What this task involves: Search the entries for the word "上海新恒芯锐科技有限责任公司" and pull out each line that has it.
-- start of Provided data --
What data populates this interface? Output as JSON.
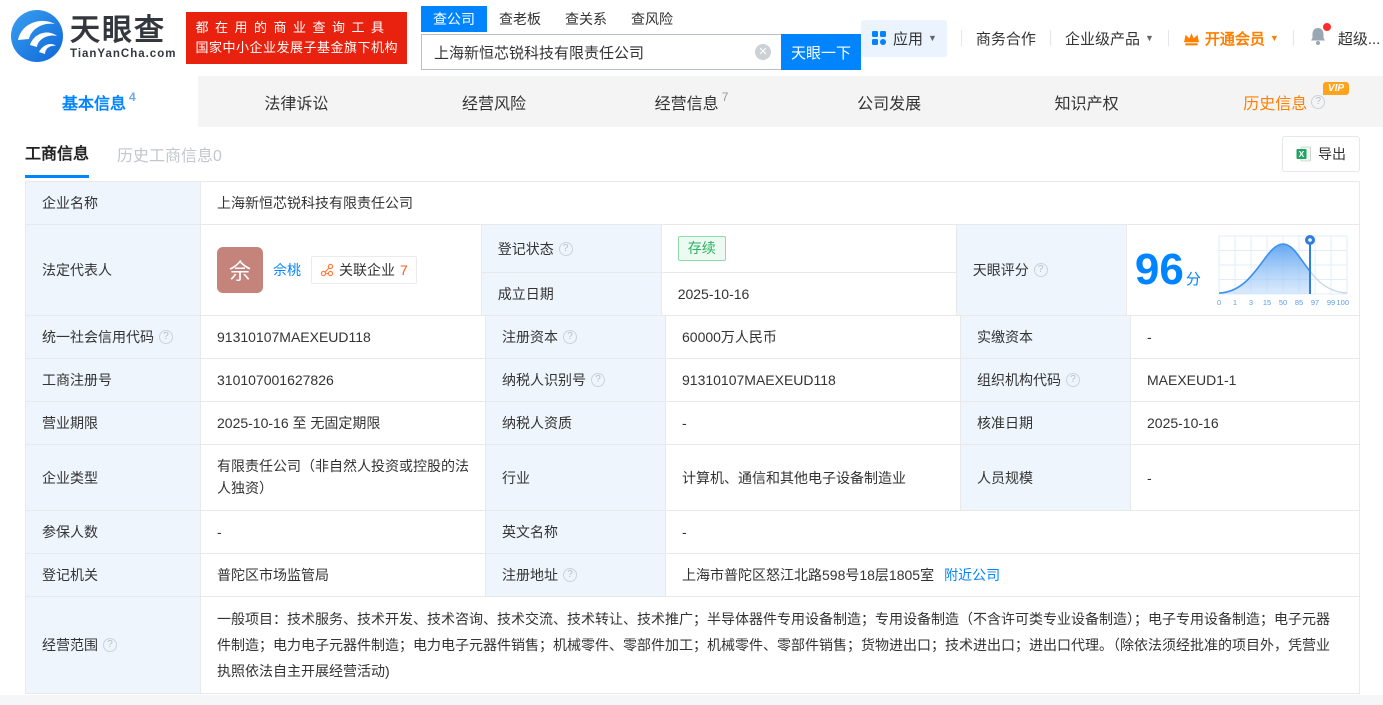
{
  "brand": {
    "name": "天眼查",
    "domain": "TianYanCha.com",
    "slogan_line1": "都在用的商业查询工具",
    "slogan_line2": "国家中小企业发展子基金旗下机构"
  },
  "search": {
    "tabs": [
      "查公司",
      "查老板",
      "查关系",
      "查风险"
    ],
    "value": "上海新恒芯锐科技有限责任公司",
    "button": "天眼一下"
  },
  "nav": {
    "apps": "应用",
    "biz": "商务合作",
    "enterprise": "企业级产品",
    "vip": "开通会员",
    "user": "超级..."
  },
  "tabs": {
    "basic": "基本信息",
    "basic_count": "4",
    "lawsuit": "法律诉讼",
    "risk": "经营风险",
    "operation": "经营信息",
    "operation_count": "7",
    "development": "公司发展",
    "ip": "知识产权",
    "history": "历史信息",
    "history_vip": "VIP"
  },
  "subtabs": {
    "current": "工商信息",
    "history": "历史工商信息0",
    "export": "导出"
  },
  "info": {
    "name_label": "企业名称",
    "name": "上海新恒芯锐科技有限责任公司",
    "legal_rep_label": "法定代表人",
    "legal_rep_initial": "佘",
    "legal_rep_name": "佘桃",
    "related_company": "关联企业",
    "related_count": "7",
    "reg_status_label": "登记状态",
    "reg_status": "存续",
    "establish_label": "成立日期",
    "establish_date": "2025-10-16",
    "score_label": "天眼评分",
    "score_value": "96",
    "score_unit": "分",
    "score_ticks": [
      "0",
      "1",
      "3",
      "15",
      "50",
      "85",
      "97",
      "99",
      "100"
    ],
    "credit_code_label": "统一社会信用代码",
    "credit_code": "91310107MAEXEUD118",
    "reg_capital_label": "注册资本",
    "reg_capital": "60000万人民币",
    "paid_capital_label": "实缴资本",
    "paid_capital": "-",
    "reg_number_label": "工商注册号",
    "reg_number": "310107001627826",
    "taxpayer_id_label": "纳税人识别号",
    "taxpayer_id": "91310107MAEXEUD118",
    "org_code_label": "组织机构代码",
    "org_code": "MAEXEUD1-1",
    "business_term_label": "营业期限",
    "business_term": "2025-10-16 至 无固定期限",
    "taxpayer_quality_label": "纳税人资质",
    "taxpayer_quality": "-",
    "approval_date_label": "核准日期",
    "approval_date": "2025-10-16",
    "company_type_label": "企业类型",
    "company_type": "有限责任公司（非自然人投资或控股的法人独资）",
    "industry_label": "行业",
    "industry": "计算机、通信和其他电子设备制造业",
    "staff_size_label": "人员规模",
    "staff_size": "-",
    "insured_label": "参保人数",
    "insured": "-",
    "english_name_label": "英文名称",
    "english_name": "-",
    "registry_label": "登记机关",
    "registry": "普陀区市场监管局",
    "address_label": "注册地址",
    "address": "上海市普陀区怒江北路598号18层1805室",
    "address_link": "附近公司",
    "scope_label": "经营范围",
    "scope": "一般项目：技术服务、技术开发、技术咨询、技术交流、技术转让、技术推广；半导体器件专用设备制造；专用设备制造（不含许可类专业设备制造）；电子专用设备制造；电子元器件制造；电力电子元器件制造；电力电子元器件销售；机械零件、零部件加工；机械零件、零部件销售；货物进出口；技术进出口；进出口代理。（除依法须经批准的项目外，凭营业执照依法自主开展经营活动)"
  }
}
-- end of Provided data --
-- start of Provided data --
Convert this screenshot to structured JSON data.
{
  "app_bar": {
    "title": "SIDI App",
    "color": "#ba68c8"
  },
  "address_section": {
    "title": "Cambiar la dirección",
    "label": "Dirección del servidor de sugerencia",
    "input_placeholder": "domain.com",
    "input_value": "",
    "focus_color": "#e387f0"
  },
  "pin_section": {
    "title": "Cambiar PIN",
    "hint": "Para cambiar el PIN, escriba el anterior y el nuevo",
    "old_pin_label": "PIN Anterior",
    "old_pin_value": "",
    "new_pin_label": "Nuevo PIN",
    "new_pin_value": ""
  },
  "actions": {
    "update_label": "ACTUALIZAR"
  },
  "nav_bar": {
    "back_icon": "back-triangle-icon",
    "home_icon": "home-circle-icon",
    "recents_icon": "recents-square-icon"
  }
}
-- end of Provided data --
Output of the exercise:
    "value": "上海新恒芯锐科技有限责任公司",
    "name": "上海新恒芯锐科技有限责任公司",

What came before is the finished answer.